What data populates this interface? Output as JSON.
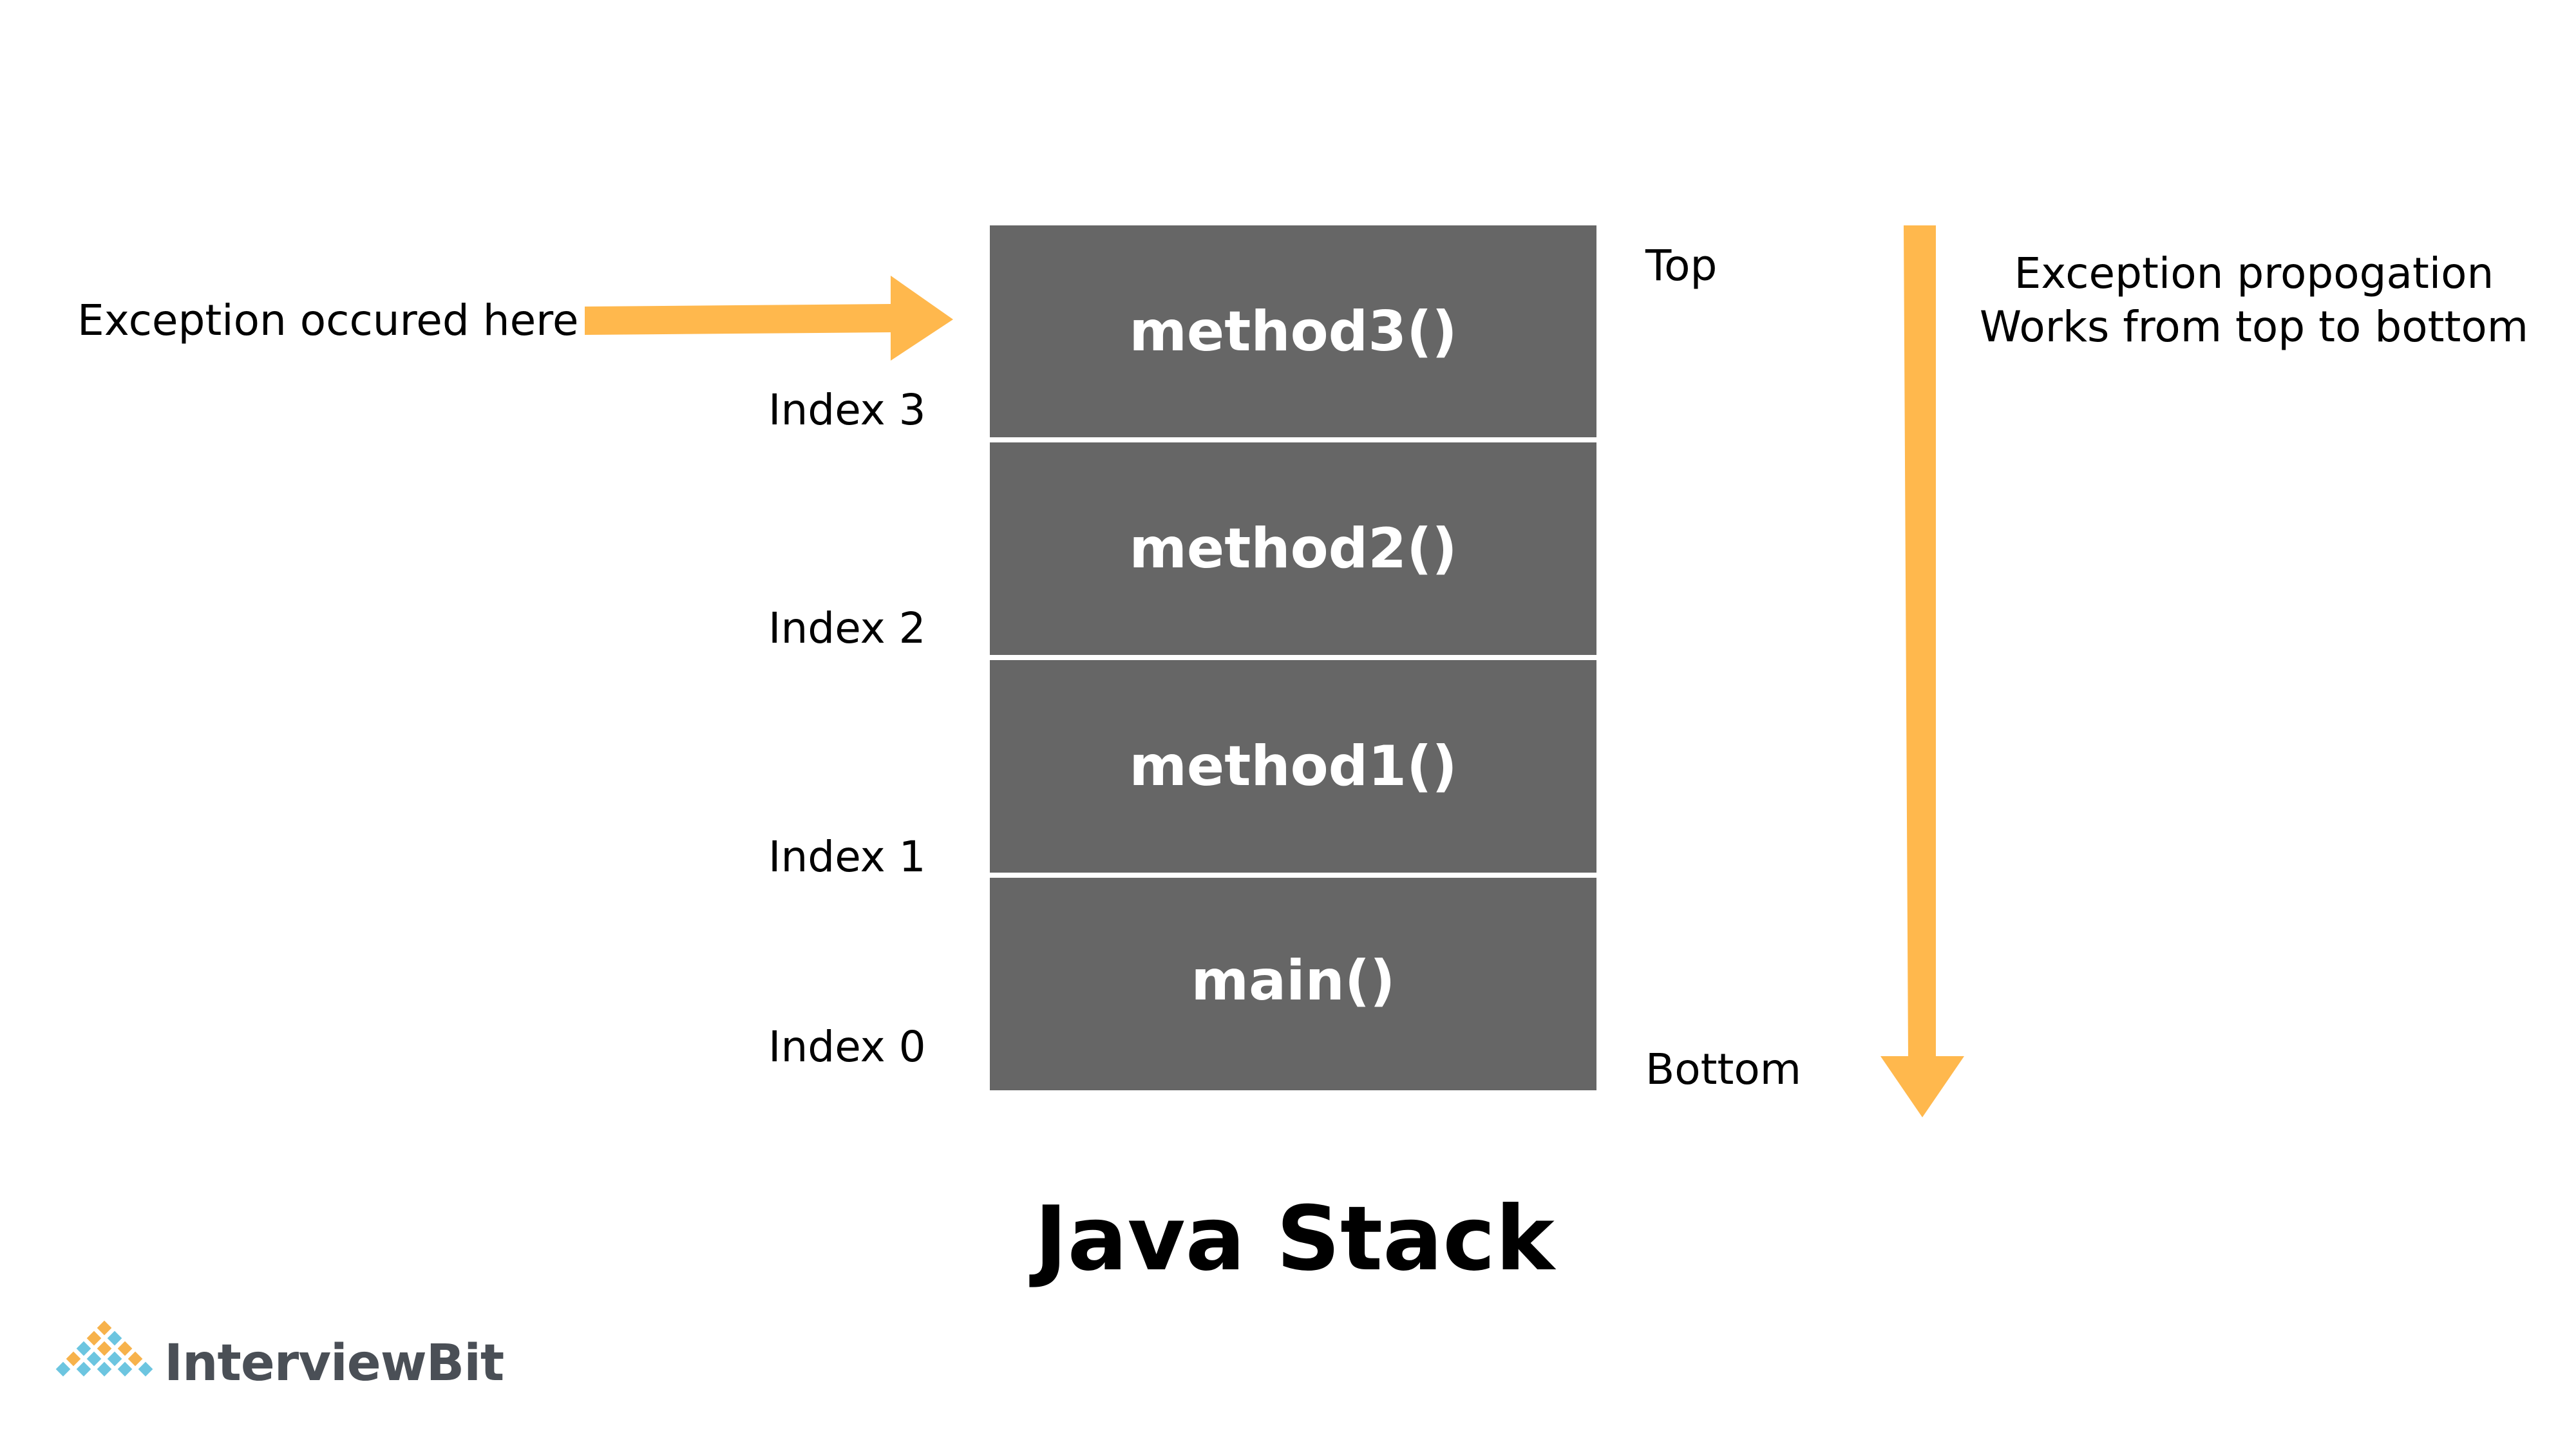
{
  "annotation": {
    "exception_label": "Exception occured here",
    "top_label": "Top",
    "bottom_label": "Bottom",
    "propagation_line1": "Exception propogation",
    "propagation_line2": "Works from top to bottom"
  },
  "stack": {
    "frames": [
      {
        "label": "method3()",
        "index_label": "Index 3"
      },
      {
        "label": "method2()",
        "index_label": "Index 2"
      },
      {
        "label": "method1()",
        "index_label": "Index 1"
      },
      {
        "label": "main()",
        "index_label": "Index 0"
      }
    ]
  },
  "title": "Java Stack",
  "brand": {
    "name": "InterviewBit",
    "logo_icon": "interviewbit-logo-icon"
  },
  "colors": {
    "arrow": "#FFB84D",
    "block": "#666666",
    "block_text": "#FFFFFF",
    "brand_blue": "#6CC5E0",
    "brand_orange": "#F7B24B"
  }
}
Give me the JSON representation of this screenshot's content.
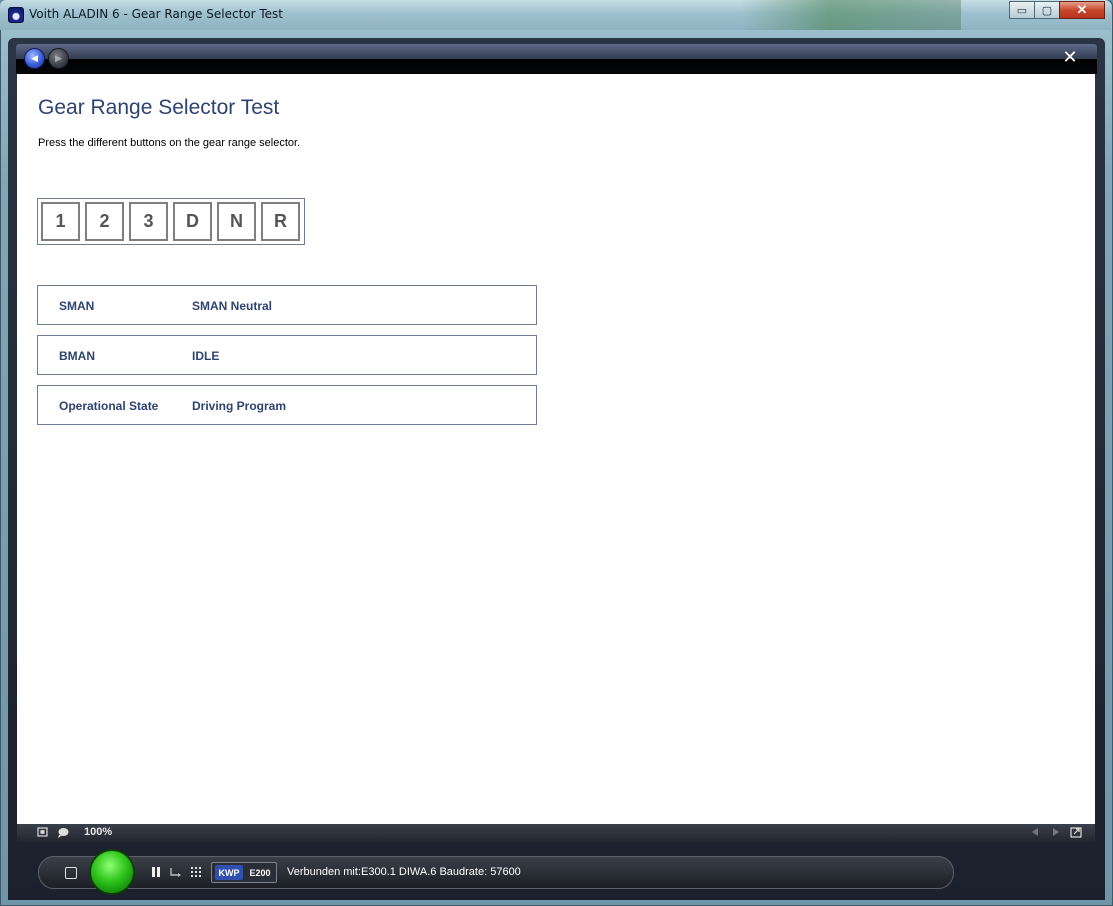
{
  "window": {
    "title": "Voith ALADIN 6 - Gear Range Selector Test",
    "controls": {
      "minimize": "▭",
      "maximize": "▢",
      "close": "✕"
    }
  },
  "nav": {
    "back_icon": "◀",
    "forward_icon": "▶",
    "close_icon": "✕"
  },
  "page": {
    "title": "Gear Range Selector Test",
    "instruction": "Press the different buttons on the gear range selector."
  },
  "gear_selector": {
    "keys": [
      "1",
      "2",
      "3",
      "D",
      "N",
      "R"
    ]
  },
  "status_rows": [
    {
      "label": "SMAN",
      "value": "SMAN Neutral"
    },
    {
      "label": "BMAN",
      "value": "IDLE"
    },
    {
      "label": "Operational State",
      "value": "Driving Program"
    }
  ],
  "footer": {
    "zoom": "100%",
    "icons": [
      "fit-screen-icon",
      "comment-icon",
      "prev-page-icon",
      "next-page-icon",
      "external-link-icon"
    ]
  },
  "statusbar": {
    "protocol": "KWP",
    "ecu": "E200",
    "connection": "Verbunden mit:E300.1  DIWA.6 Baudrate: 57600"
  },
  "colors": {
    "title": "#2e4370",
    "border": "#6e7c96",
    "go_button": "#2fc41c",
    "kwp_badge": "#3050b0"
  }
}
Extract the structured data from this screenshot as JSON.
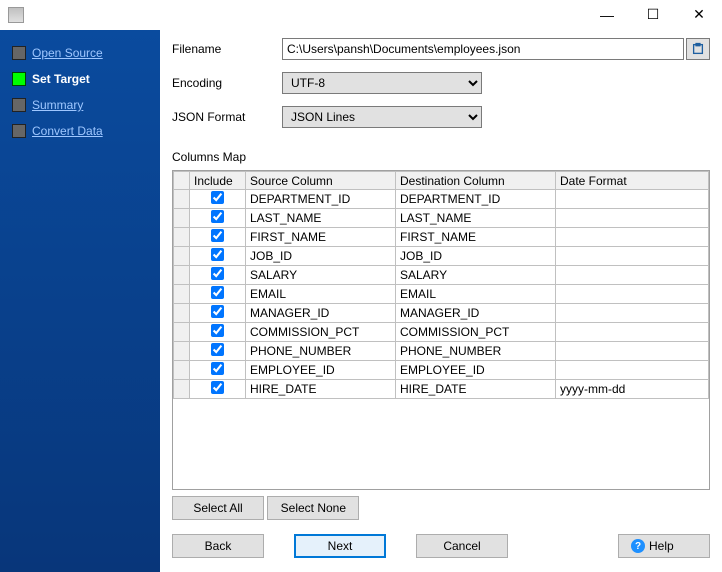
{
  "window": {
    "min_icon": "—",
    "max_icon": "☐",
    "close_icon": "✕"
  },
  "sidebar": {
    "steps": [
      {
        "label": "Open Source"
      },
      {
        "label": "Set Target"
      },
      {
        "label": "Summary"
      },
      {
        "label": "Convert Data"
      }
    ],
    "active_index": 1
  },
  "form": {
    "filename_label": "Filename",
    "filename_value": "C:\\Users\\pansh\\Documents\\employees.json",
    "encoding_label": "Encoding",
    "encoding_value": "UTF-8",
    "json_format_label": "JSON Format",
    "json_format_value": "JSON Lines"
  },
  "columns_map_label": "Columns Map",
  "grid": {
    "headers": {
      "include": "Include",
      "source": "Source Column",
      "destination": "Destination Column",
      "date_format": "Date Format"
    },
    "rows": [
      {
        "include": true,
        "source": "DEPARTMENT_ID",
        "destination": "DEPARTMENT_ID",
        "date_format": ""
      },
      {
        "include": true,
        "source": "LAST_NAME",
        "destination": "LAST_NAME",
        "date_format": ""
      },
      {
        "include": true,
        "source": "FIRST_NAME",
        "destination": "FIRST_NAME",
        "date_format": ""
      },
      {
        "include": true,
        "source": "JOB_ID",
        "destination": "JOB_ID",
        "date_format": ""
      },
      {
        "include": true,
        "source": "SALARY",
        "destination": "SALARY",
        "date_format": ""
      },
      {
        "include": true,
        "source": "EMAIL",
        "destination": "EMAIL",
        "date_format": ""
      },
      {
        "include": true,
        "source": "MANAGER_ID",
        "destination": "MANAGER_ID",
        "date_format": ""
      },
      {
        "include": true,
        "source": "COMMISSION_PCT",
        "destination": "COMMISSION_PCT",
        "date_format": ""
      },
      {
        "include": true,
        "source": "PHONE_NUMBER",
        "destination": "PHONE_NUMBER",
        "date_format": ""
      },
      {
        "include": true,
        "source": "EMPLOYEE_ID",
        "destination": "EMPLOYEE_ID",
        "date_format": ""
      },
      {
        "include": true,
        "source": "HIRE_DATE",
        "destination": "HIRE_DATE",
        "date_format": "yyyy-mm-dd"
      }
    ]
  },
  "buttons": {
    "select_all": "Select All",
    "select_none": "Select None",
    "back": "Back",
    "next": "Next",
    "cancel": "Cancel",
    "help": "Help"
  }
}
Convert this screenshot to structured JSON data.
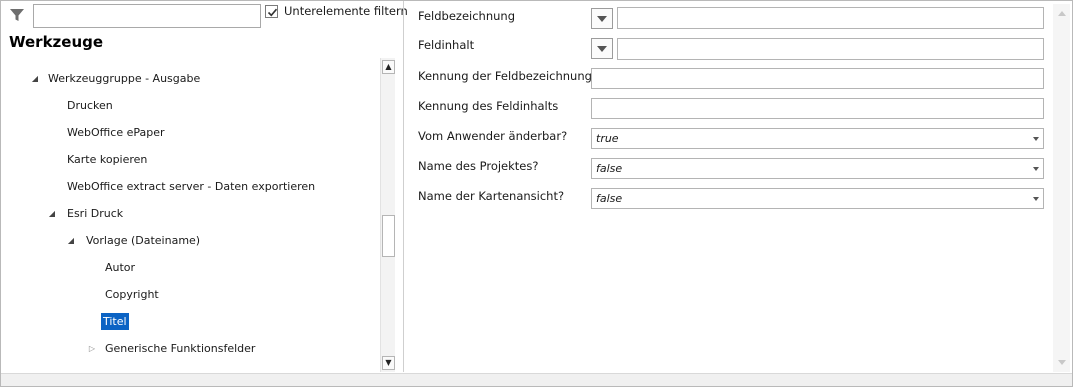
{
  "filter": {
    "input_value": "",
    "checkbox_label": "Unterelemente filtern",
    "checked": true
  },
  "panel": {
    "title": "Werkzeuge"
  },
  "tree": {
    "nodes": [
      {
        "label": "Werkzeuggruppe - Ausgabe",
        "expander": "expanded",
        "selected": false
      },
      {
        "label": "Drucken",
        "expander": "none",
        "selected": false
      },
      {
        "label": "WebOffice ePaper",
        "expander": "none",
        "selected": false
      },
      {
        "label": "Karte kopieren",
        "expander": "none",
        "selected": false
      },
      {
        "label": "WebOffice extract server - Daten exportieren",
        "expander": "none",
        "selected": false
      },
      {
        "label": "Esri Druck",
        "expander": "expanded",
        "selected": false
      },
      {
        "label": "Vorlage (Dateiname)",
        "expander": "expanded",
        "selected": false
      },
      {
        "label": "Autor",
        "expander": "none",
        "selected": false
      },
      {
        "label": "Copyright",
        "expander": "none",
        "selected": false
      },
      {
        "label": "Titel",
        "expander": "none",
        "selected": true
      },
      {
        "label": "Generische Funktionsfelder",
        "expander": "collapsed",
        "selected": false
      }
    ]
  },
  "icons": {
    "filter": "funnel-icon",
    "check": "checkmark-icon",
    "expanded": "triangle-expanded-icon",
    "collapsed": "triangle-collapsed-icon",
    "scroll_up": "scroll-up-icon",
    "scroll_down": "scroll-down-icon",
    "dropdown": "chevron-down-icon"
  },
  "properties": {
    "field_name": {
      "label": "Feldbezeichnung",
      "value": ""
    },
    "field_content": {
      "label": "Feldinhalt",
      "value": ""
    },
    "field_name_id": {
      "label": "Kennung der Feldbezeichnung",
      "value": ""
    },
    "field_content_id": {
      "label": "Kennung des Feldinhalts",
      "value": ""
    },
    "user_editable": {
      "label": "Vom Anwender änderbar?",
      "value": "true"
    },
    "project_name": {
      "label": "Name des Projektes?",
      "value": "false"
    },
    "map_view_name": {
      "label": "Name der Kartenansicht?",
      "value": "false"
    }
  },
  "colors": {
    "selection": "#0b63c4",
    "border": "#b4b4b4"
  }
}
*****
### THE PROBLEM
Check each line above for the word "this" and give the number of lines that have it, nothing else.

### FINISHED ANSWER
4